[Items from a data source]
'''

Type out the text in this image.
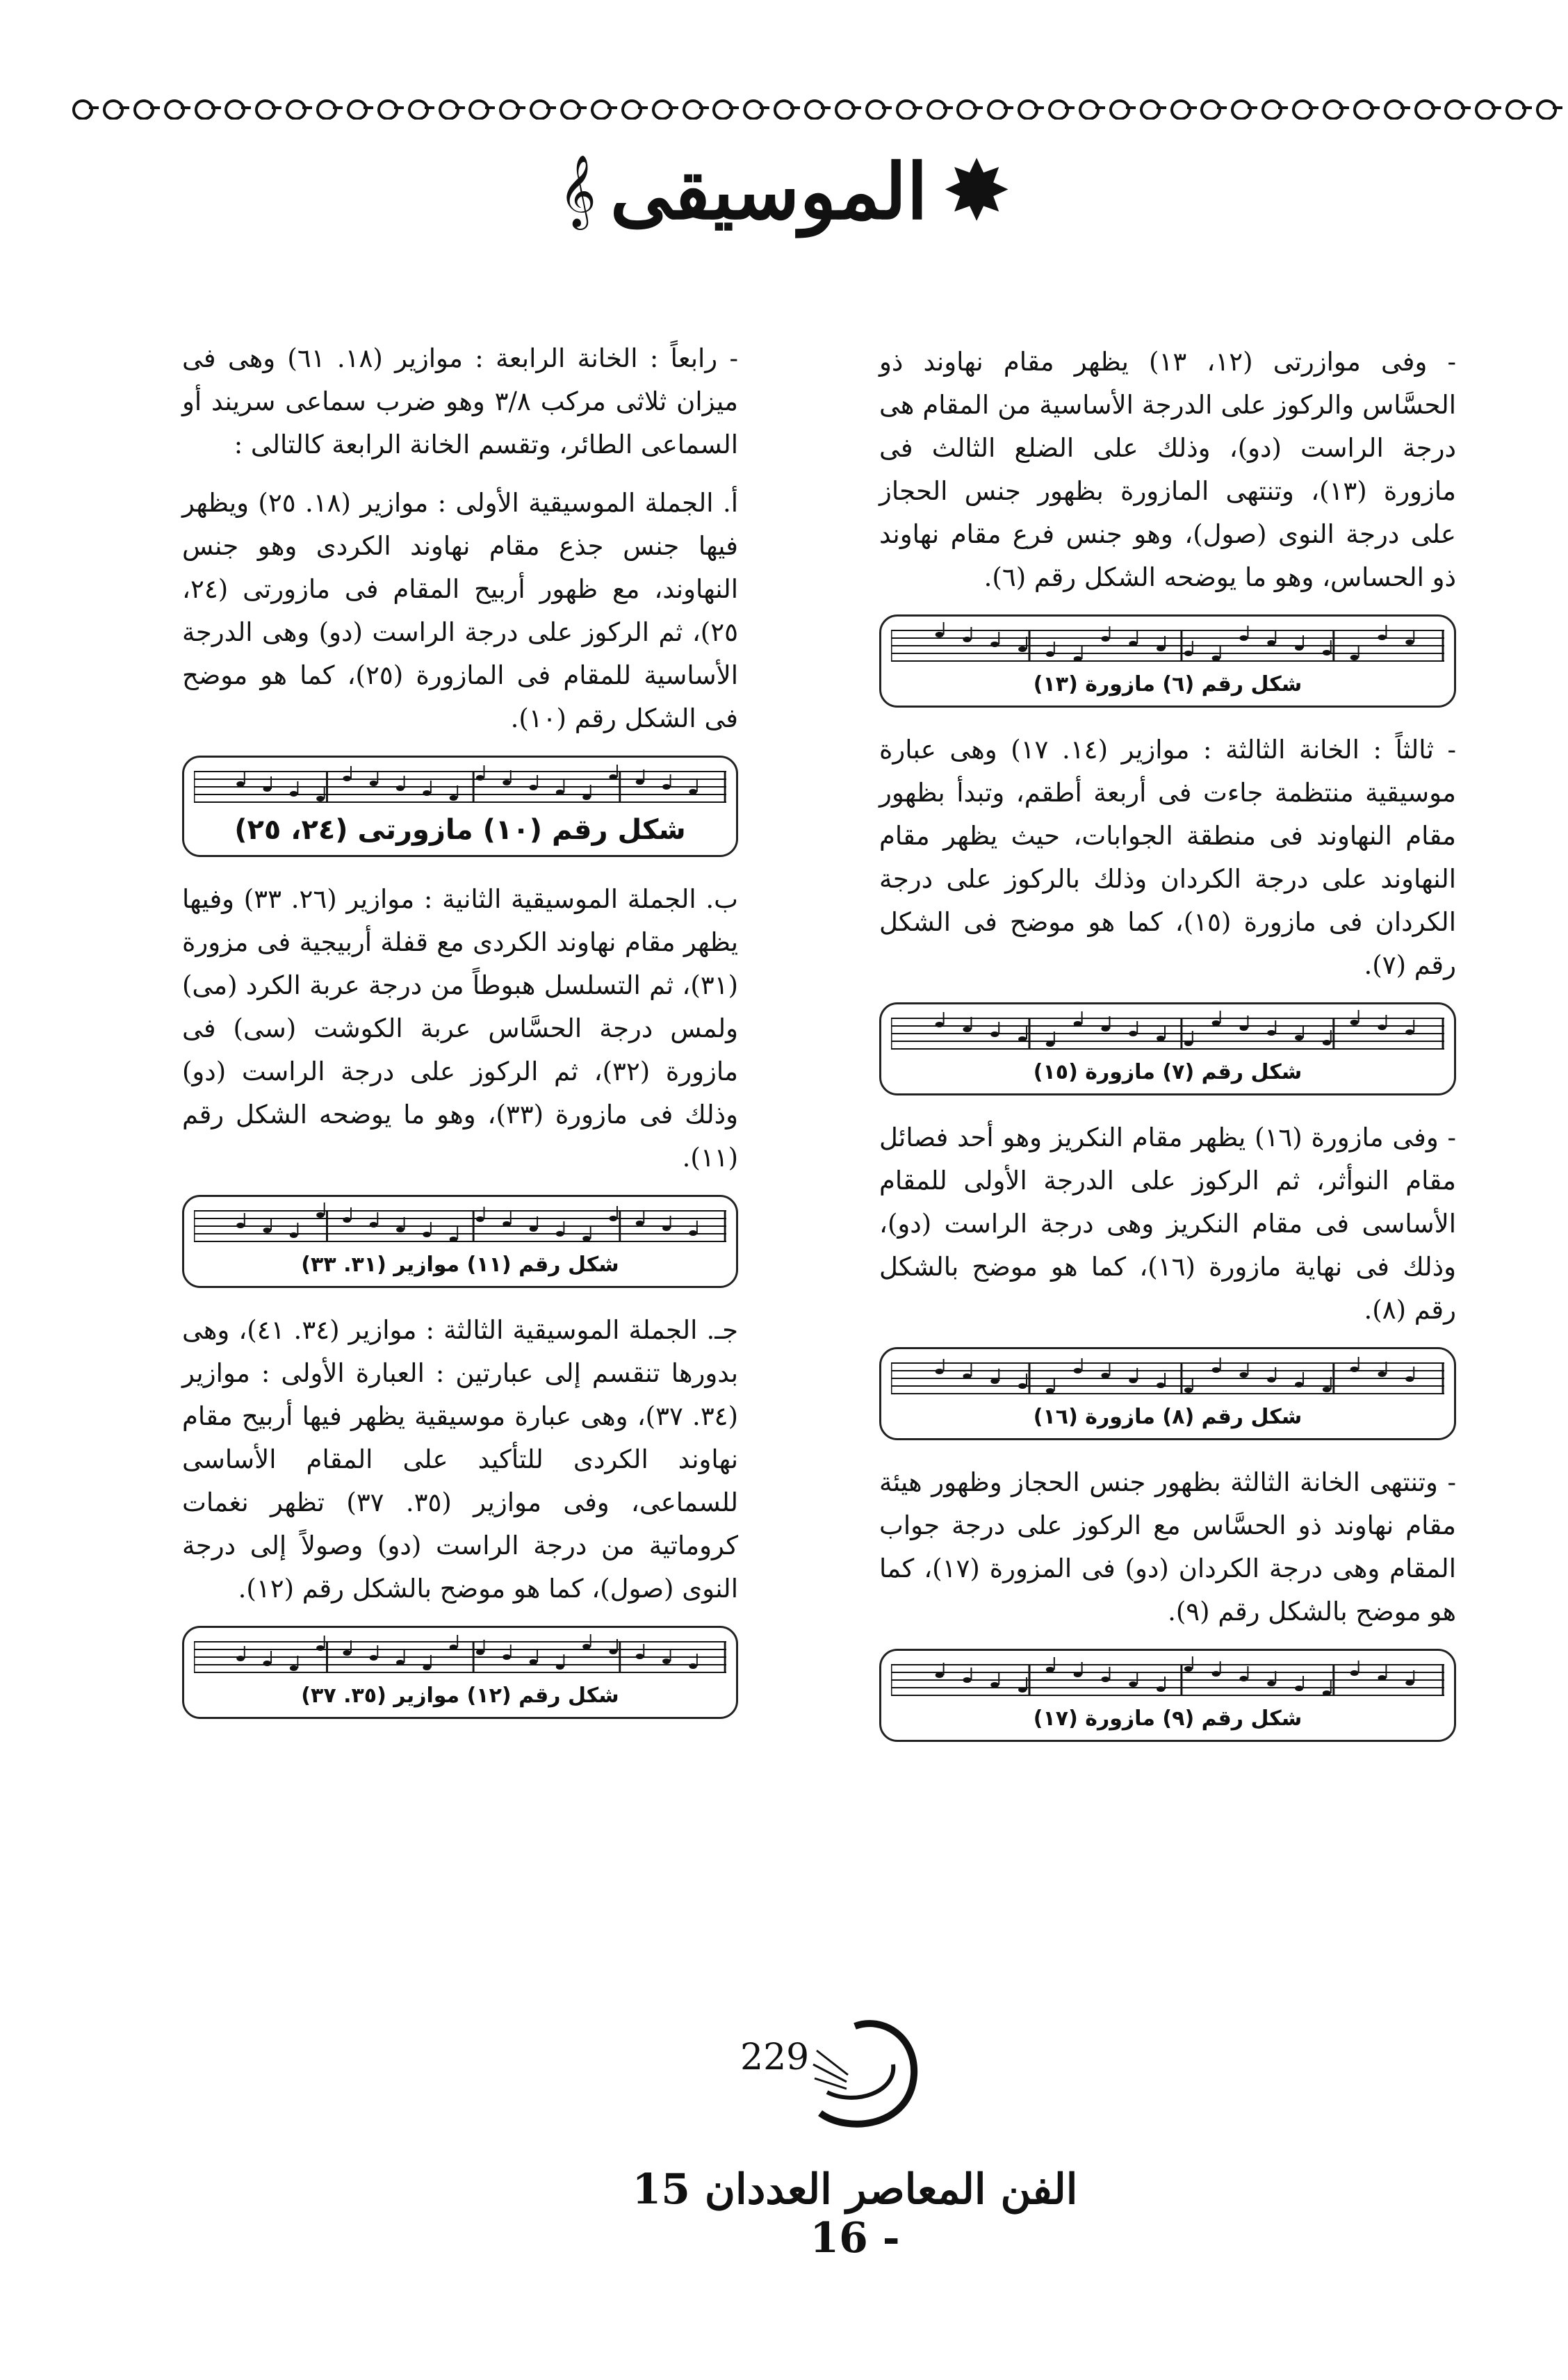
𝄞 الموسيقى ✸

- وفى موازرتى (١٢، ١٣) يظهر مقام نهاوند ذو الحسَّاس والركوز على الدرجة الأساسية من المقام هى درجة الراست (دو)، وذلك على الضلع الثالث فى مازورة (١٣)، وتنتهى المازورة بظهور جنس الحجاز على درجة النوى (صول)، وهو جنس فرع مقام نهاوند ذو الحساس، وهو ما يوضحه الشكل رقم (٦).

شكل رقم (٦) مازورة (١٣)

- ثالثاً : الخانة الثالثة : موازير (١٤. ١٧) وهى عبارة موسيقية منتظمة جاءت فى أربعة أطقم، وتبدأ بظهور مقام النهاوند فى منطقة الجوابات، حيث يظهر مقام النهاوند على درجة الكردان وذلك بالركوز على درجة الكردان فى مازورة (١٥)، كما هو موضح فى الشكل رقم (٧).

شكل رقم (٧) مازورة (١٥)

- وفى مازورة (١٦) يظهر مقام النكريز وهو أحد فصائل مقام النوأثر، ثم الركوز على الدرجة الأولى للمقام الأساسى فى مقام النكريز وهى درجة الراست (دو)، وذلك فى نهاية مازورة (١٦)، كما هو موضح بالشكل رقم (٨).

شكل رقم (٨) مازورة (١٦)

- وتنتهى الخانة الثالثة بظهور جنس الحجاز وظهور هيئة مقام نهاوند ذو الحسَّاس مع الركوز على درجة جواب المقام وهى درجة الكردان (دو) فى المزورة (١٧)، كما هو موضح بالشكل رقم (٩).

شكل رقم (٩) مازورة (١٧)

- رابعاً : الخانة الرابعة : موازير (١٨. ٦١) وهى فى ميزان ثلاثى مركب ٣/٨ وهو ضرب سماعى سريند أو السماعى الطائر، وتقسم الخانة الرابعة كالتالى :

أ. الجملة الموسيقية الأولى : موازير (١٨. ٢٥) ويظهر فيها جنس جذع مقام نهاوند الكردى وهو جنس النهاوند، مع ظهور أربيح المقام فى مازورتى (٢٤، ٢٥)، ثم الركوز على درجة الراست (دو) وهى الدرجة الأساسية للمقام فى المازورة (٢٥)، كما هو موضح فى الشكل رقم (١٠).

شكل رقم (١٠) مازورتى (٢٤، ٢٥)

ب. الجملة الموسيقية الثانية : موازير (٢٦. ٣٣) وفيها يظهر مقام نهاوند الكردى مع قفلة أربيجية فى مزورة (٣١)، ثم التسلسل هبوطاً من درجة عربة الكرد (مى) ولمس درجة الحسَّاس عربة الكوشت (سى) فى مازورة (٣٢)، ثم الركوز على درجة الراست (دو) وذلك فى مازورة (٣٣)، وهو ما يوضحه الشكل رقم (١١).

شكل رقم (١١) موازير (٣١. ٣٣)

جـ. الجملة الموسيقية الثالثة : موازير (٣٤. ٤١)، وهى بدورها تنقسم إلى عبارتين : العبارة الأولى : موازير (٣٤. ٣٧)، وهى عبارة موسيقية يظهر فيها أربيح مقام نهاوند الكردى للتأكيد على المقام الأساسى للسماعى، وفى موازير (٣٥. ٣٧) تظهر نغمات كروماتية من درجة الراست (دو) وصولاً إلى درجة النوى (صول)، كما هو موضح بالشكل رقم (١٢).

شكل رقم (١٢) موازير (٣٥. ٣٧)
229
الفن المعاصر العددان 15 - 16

'''
'''

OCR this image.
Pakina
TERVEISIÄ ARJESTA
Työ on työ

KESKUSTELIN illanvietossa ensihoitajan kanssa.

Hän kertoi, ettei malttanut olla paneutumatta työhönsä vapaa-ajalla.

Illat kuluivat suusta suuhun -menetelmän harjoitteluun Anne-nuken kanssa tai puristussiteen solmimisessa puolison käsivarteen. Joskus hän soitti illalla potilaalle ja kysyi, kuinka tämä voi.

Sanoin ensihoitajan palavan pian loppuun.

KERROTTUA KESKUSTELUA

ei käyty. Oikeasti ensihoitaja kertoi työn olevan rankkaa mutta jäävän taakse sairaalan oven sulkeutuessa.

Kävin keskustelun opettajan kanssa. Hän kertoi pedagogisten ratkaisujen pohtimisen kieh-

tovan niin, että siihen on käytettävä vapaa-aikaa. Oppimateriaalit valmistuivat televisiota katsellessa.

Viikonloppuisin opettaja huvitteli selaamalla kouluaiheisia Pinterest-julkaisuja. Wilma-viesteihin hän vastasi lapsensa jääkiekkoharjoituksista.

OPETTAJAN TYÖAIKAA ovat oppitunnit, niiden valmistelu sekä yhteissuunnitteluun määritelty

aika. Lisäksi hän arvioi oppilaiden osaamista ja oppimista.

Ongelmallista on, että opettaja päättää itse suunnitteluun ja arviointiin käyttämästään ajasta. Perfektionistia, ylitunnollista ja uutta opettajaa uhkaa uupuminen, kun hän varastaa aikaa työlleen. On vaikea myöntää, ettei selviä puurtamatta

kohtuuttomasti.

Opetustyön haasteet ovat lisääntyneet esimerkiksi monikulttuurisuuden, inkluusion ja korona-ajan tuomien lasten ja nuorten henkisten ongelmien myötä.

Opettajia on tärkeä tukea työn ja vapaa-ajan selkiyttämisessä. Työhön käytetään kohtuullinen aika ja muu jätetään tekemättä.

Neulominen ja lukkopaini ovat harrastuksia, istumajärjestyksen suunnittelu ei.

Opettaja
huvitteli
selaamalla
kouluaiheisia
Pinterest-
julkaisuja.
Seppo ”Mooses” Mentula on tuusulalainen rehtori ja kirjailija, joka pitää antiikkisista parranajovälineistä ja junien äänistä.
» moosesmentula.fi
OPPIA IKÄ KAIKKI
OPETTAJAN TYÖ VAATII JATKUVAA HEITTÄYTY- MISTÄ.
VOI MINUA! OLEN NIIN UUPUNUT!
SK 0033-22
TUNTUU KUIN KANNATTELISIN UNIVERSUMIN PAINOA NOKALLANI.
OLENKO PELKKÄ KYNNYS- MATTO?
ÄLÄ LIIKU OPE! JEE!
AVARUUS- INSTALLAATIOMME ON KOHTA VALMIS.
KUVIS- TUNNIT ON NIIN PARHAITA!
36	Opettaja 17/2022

'''

**GOAL**
Copy every line of the listing that contains the word "المازورة".

**TASK RESPONSE**
- وفى موازرتى (١٢، ١٣) يظهر مقام نهاوند ذو الحسَّاس والركوز على الدرجة الأساسية من المقام هى درجة الراست (دو)، وذلك على الضلع الثالث فى مازورة (١٣)، وتنتهى المازورة بظهور جنس الحجاز على درجة النوى (صول)، وهو جنس فرع مقام نهاوند ذو الحساس، وهو ما يوضحه الشكل رقم (٦).
أ. الجملة الموسيقية الأولى : موازير (١٨. ٢٥) ويظهر فيها جنس جذع مقام نهاوند الكردى وهو جنس النهاوند، مع ظهور أربيح المقام فى مازورتى (٢٤، ٢٥)، ثم الركوز على درجة الراست (دو) وهى الدرجة الأساسية للمقام فى المازورة (٢٥)، كما هو موضح فى الشكل رقم (١٠).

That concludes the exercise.